▸ Aim
Set out each line from the following listing that includes the word "access".

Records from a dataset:
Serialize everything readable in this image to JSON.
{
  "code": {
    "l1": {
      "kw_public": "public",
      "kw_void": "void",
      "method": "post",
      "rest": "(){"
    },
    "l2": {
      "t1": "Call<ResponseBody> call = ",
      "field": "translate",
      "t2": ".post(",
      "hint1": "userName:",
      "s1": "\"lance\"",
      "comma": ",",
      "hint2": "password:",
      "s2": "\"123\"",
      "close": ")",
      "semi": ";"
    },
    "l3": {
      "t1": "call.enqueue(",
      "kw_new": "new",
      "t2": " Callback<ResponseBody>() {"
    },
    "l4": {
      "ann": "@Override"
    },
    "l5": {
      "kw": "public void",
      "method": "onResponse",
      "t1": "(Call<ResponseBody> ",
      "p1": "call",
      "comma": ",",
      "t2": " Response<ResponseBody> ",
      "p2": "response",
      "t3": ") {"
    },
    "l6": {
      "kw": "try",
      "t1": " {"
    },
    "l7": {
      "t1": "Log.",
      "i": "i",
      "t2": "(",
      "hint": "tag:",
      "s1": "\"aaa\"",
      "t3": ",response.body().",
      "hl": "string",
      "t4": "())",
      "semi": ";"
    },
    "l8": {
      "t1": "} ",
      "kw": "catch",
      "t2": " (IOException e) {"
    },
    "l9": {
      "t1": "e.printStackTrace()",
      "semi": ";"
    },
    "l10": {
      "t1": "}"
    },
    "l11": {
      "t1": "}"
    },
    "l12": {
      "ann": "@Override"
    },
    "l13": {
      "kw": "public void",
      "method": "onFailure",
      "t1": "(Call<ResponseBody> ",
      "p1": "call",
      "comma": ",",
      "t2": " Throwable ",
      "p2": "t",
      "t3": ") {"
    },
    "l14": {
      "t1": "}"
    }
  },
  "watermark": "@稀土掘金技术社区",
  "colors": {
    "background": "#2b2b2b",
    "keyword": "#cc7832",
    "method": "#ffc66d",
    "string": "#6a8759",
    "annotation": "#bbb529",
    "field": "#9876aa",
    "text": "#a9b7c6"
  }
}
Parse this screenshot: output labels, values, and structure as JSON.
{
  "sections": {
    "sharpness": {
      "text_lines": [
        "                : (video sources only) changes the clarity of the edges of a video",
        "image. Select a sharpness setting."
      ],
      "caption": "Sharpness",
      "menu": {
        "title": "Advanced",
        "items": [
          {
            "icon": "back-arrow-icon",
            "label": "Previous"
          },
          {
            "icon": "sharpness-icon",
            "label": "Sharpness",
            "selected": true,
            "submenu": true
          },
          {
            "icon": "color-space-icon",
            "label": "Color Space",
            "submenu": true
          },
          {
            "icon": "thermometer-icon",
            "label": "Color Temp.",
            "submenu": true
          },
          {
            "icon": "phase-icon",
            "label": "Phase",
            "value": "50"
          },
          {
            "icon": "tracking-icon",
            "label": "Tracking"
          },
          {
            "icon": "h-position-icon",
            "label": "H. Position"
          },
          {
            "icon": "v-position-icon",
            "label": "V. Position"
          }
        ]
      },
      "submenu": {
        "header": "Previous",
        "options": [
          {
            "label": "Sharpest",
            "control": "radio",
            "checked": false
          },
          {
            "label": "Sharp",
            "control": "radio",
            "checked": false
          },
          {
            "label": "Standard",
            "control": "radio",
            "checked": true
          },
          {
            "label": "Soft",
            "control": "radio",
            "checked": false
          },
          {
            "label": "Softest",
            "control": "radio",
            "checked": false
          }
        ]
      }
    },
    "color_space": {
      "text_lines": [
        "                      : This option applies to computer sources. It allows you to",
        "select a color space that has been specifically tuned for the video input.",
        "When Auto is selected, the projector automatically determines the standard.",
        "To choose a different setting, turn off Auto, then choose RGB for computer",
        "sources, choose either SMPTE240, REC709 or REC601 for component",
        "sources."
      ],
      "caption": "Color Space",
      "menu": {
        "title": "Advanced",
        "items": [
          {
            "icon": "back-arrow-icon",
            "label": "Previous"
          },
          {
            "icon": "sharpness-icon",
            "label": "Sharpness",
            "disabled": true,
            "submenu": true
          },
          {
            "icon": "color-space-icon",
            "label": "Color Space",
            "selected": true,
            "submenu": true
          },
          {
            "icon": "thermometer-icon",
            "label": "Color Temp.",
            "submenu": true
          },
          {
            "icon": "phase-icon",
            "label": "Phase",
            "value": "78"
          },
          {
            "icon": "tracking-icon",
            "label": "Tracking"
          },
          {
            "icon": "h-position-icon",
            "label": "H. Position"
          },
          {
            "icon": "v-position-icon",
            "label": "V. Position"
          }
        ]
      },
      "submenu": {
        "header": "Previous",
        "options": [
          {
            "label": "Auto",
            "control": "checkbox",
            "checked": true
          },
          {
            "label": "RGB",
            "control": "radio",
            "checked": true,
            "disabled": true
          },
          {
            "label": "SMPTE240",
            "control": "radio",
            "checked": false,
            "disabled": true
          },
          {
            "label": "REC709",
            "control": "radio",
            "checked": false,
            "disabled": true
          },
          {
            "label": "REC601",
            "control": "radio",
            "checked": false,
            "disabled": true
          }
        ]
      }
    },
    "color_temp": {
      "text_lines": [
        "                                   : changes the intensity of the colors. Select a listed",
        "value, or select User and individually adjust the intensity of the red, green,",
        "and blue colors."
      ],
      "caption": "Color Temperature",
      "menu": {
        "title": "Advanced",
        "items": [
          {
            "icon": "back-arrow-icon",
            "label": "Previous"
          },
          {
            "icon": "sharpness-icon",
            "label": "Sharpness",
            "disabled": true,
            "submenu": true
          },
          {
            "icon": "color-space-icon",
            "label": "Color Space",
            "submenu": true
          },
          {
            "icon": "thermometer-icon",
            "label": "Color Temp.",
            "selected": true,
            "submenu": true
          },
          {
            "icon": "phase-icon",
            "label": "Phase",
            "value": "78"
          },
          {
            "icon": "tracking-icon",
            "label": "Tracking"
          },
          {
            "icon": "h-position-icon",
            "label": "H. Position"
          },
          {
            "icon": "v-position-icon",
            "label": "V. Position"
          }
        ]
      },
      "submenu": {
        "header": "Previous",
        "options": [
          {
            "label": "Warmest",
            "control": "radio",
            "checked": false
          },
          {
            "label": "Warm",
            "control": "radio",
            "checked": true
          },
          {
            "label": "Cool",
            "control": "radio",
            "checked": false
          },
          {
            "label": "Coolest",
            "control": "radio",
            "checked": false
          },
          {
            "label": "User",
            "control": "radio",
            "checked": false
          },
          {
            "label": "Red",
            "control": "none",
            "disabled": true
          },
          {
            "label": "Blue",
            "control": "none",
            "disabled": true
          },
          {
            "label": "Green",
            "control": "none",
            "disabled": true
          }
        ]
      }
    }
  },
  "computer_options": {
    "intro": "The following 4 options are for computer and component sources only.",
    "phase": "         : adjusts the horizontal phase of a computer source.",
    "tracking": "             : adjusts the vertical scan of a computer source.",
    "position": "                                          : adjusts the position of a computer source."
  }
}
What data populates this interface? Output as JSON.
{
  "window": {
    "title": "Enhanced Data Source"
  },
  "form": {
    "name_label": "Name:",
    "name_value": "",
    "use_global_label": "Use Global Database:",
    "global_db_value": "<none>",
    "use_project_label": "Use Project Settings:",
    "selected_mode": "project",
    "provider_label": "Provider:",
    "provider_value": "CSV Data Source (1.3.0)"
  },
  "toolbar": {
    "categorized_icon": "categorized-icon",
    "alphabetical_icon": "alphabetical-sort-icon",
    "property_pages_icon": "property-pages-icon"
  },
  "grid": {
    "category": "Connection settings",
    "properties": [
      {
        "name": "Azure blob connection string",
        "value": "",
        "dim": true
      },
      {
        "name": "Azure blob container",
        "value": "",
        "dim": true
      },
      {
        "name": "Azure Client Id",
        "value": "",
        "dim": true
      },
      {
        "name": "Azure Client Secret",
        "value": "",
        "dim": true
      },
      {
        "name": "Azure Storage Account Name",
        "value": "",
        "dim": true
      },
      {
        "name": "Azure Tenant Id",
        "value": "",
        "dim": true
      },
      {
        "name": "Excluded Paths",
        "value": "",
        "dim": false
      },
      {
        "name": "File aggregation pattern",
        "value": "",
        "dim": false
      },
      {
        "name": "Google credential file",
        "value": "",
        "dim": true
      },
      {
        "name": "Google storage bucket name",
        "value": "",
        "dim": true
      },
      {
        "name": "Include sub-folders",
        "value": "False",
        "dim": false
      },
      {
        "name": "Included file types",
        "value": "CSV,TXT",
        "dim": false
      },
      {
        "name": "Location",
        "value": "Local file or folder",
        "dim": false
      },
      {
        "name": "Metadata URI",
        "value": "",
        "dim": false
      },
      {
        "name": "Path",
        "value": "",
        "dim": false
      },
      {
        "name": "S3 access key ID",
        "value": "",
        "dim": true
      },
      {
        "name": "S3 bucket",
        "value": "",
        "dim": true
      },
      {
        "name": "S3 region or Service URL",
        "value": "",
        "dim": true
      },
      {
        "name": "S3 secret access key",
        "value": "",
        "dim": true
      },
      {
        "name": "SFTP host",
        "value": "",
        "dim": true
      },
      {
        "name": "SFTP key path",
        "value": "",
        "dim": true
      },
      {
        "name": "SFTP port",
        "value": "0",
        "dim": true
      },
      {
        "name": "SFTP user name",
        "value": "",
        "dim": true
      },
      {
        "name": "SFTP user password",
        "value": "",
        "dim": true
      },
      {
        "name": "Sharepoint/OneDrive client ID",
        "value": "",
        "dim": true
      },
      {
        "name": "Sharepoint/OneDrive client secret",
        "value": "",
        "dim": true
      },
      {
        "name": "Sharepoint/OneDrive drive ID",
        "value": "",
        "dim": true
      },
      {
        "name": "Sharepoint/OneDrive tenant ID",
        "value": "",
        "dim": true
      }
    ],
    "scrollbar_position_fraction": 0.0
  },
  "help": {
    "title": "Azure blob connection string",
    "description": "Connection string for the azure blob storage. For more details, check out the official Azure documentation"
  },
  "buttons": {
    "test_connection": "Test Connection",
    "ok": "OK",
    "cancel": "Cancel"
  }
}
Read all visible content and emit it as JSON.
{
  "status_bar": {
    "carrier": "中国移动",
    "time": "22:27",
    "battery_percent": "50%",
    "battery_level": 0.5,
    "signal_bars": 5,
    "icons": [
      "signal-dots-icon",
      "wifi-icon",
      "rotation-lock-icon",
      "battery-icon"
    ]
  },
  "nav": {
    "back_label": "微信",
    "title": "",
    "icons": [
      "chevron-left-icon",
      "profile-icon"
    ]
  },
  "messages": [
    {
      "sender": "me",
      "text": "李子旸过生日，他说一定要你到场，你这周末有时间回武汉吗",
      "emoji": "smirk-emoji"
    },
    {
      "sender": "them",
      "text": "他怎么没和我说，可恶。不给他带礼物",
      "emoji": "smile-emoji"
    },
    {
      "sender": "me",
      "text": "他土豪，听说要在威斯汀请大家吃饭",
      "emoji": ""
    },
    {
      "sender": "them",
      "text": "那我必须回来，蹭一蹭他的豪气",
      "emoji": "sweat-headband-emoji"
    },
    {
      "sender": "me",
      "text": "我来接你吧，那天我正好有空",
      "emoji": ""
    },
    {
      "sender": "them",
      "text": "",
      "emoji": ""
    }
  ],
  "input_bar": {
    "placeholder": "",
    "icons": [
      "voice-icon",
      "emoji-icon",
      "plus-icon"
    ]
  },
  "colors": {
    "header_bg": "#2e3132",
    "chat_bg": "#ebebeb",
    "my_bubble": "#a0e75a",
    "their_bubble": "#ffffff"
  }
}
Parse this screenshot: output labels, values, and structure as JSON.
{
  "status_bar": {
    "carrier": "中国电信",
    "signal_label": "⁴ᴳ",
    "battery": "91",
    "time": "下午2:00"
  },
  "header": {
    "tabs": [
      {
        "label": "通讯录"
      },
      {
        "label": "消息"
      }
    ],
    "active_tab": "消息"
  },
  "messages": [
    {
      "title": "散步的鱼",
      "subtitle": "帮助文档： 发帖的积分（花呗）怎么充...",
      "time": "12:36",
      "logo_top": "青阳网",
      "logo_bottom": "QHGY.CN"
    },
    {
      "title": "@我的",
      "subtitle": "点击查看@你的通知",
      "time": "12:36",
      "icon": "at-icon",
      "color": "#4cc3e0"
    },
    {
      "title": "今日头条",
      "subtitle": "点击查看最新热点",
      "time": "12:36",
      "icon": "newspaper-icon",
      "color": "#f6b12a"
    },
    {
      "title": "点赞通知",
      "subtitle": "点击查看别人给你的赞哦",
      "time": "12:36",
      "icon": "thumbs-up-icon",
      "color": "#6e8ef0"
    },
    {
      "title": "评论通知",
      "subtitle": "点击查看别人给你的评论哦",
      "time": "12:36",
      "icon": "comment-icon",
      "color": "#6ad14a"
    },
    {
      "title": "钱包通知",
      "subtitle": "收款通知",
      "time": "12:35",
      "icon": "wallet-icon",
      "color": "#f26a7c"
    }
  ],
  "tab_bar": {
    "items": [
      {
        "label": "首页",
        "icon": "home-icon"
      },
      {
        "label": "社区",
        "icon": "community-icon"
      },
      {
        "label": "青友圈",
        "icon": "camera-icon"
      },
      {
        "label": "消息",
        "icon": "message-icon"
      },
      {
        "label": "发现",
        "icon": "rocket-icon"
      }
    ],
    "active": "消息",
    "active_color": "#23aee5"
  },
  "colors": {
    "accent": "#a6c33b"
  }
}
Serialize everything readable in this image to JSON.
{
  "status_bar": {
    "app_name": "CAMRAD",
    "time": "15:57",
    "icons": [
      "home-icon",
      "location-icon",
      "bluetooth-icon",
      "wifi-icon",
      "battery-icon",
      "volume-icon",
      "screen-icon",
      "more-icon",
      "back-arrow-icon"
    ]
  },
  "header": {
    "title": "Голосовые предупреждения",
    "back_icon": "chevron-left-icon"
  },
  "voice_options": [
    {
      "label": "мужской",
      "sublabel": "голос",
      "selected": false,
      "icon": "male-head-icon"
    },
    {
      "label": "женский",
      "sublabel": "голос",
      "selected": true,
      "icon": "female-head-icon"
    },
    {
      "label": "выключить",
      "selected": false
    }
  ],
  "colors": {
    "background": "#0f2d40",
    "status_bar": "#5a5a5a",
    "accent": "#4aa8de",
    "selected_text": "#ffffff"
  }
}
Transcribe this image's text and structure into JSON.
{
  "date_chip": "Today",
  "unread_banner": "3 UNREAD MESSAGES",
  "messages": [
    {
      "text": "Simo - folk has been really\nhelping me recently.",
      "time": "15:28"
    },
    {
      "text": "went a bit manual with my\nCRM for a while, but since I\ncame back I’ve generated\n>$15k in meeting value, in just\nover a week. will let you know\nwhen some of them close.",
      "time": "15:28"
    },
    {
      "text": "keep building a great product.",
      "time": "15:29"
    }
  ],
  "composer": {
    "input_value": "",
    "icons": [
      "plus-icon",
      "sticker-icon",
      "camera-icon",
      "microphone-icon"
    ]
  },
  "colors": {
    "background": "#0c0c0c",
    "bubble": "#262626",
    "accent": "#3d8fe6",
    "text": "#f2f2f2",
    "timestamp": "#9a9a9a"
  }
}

▸ Completed exercise
        "name": "S3 access key ID",
        "name": "S3 secret access key",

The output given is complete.